To do: Show every line where "governing" occurs.

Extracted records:

----

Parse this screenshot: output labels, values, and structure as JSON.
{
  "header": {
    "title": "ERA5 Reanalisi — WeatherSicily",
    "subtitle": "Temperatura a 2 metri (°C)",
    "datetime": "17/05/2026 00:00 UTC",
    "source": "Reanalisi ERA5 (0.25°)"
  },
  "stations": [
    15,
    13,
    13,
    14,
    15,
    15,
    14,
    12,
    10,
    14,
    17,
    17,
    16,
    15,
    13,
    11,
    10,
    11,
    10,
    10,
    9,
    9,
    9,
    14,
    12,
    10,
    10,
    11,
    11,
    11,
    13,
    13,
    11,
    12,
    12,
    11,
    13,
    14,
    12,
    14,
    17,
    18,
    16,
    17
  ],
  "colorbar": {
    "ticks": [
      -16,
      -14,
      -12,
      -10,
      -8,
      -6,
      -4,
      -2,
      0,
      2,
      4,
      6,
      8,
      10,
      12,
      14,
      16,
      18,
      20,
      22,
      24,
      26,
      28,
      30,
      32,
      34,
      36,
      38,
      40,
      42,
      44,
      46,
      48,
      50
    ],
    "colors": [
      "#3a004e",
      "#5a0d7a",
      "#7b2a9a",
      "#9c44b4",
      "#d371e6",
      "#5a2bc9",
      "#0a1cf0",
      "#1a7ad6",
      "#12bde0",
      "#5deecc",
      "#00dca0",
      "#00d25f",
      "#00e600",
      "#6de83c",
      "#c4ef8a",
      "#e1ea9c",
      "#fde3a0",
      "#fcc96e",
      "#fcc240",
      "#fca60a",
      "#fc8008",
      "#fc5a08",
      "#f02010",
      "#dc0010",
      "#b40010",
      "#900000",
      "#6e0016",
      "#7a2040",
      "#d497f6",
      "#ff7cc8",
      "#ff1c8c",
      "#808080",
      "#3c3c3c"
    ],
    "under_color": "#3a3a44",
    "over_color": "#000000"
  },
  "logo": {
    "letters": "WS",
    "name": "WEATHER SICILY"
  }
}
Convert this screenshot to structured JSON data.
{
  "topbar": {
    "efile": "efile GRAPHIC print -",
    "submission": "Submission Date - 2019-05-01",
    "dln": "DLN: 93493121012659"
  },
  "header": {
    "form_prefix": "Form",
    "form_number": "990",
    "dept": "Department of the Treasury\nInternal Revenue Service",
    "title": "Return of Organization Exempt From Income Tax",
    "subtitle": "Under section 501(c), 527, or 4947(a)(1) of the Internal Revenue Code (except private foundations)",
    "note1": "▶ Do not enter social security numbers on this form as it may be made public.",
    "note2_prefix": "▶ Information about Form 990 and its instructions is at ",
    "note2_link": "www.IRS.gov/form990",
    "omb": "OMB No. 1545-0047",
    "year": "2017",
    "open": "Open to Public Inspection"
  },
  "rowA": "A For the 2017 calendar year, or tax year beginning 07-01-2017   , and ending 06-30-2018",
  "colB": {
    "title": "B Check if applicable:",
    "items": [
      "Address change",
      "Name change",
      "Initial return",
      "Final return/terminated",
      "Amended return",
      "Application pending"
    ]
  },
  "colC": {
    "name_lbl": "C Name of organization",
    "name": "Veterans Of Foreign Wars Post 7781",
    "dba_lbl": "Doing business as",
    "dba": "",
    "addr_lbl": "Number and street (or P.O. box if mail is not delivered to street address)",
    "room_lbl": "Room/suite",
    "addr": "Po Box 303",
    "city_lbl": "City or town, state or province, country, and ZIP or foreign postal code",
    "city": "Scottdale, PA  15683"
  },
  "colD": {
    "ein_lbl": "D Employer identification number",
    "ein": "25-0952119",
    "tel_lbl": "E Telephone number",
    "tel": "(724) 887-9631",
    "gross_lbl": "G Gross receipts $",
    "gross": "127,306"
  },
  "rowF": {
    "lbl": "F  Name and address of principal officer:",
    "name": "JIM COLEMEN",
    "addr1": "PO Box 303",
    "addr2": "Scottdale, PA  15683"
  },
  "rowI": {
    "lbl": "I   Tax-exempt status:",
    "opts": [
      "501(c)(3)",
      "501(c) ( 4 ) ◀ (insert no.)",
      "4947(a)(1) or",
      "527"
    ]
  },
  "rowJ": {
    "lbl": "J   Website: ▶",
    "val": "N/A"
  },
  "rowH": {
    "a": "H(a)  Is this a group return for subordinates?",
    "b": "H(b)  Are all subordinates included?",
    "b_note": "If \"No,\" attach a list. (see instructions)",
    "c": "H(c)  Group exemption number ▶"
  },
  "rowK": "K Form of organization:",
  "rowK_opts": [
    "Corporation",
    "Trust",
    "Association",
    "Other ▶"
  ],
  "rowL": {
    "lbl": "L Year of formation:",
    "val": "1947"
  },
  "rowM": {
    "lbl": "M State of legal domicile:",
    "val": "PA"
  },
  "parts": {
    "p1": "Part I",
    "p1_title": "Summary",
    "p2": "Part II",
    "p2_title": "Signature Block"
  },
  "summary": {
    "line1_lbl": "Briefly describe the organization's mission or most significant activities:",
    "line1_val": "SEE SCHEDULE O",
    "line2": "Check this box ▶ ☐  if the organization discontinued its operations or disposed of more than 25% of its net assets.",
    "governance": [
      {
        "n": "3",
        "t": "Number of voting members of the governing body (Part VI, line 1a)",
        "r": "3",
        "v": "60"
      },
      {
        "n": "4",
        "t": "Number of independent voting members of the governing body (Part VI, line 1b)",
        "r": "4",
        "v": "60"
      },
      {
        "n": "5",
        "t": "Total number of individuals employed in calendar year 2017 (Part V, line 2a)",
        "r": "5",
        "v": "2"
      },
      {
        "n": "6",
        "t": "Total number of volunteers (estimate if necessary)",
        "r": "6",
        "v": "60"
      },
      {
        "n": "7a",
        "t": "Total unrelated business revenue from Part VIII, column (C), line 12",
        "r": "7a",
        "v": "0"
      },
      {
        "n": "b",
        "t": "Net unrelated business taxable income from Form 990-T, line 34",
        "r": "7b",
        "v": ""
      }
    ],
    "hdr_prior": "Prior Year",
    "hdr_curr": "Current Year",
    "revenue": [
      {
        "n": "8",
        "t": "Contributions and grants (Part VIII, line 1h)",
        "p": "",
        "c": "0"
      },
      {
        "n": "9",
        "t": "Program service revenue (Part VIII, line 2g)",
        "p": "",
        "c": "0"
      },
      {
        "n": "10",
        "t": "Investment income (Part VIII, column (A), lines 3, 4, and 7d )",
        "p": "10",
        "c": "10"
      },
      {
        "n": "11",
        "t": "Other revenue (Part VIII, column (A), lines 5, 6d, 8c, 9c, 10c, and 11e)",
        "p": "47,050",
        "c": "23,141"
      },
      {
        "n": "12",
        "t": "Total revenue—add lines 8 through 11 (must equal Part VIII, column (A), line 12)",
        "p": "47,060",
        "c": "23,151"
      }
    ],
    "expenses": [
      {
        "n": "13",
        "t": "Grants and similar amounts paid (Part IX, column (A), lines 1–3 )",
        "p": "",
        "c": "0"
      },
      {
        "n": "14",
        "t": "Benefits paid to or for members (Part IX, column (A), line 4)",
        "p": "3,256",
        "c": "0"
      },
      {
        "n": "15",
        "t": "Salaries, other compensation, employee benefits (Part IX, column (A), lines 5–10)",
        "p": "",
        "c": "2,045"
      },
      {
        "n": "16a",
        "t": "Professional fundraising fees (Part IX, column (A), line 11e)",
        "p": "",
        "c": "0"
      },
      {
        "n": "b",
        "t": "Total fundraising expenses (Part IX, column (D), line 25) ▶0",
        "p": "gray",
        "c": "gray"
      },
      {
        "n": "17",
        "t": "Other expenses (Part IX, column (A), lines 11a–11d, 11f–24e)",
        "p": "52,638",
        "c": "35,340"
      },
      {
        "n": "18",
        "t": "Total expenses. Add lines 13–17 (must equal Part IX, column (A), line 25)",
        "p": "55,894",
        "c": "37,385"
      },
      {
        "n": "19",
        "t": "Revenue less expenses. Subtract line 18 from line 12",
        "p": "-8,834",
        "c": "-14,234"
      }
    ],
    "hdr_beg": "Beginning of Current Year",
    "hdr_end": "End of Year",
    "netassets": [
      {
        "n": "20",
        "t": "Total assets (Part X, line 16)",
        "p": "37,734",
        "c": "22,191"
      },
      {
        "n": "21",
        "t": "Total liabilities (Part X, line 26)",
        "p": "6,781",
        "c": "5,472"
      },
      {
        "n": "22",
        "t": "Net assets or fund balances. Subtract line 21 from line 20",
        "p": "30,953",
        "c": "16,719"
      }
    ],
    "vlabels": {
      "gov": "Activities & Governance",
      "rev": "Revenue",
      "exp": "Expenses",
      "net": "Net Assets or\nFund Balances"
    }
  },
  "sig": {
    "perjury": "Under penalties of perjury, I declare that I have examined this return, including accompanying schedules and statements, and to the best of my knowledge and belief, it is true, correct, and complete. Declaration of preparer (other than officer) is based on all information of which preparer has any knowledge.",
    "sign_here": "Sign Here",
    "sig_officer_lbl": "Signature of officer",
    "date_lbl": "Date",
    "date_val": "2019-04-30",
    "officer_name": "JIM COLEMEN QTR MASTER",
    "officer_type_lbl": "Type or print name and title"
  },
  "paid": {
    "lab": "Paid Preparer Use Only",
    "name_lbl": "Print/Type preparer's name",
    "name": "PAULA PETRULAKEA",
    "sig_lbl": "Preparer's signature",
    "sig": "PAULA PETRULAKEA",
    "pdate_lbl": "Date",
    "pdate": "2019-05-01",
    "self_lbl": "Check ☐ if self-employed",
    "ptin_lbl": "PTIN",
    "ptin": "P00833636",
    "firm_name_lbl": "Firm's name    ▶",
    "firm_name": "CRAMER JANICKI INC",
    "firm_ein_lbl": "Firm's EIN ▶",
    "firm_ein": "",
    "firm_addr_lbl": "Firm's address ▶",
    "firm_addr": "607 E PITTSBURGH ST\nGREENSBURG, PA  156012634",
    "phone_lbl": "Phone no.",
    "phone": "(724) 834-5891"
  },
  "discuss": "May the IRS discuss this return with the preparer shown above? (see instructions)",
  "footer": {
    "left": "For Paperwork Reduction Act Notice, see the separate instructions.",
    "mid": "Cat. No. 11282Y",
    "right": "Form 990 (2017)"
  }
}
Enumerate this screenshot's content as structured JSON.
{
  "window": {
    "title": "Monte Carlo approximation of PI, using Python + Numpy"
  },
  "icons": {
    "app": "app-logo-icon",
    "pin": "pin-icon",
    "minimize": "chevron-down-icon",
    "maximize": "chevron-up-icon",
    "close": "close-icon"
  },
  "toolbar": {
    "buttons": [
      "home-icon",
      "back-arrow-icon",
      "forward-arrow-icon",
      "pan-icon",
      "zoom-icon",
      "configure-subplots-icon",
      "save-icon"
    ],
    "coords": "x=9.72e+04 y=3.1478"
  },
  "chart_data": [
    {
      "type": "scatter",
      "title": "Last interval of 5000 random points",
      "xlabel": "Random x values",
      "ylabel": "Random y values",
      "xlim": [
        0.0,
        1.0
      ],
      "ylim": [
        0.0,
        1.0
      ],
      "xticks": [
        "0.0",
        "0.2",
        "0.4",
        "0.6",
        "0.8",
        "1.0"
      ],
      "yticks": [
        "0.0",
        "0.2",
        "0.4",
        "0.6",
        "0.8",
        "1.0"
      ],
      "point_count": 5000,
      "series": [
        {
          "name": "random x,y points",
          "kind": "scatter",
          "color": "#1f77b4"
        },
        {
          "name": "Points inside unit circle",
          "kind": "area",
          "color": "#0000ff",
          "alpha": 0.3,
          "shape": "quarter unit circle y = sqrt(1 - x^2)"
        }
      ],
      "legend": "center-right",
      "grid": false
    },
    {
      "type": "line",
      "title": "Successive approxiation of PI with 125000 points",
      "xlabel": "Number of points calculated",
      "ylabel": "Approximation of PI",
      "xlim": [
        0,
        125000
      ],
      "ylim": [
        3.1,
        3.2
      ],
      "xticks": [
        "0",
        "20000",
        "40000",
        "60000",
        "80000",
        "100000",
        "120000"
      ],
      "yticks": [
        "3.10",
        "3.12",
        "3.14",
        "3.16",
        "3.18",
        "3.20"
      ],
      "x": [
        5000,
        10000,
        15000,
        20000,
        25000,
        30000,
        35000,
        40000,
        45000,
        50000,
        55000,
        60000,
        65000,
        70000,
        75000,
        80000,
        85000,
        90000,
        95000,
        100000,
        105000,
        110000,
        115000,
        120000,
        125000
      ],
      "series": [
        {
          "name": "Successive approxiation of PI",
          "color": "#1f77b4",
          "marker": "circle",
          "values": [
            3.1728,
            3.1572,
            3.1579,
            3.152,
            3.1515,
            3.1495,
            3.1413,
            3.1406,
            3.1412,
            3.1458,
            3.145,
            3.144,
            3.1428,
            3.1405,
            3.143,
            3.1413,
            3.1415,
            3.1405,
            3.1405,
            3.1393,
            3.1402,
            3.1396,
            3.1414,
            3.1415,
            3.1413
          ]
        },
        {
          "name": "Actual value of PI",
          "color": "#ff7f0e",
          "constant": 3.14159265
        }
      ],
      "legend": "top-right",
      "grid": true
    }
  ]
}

----

Finished answer:
        "t": "Number of voting members of the governing body (Part VI, line 1a)",
        "t": "Number of independent voting members of the governing body (Part VI, line 1b)",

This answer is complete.